# SET TASK:
Output the full material exactly as it appears here.

# RECORDS FOR THIS EXERCISE:
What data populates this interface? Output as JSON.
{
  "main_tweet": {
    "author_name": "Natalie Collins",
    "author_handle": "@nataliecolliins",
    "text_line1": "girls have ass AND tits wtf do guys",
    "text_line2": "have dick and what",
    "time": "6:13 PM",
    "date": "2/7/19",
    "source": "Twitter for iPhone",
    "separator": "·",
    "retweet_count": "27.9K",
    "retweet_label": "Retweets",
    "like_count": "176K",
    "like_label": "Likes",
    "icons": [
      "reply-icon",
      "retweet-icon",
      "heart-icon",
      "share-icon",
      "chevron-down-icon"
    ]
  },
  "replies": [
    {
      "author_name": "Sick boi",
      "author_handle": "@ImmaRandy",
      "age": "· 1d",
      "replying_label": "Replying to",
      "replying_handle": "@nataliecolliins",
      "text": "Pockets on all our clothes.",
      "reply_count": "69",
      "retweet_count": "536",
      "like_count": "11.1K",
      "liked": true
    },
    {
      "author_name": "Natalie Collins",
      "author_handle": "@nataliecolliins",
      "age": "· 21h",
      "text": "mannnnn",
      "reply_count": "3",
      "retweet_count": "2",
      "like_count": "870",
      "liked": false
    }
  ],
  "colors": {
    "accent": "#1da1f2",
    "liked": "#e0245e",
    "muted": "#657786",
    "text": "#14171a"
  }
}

# FINISHED ANSWER:
What data populates this interface? Output as JSON.
{
  "main_tweet": {
    "author_name": "Natalie Collins",
    "author_handle": "@nataliecolliins",
    "text_line1": "girls have ass AND tits wtf do guys",
    "text_line2": "have dick and what",
    "time": "6:13 PM",
    "date": "2/7/19",
    "source": "Twitter for iPhone",
    "separator": "·",
    "retweet_count": "27.9K",
    "retweet_label": "Retweets",
    "like_count": "176K",
    "like_label": "Likes",
    "icons": [
      "reply-icon",
      "retweet-icon",
      "heart-icon",
      "share-icon",
      "chevron-down-icon"
    ]
  },
  "replies": [
    {
      "author_name": "Sick boi",
      "author_handle": "@ImmaRandy",
      "age": "· 1d",
      "replying_label": "Replying to",
      "replying_handle": "@nataliecolliins",
      "text": "Pockets on all our clothes.",
      "reply_count": "69",
      "retweet_count": "536",
      "like_count": "11.1K",
      "liked": true
    },
    {
      "author_name": "Natalie Collins",
      "author_handle": "@nataliecolliins",
      "age": "· 21h",
      "text": "mannnnn",
      "reply_count": "3",
      "retweet_count": "2",
      "like_count": "870",
      "liked": false
    }
  ],
  "colors": {
    "accent": "#1da1f2",
    "liked": "#e0245e",
    "muted": "#657786",
    "text": "#14171a"
  }
}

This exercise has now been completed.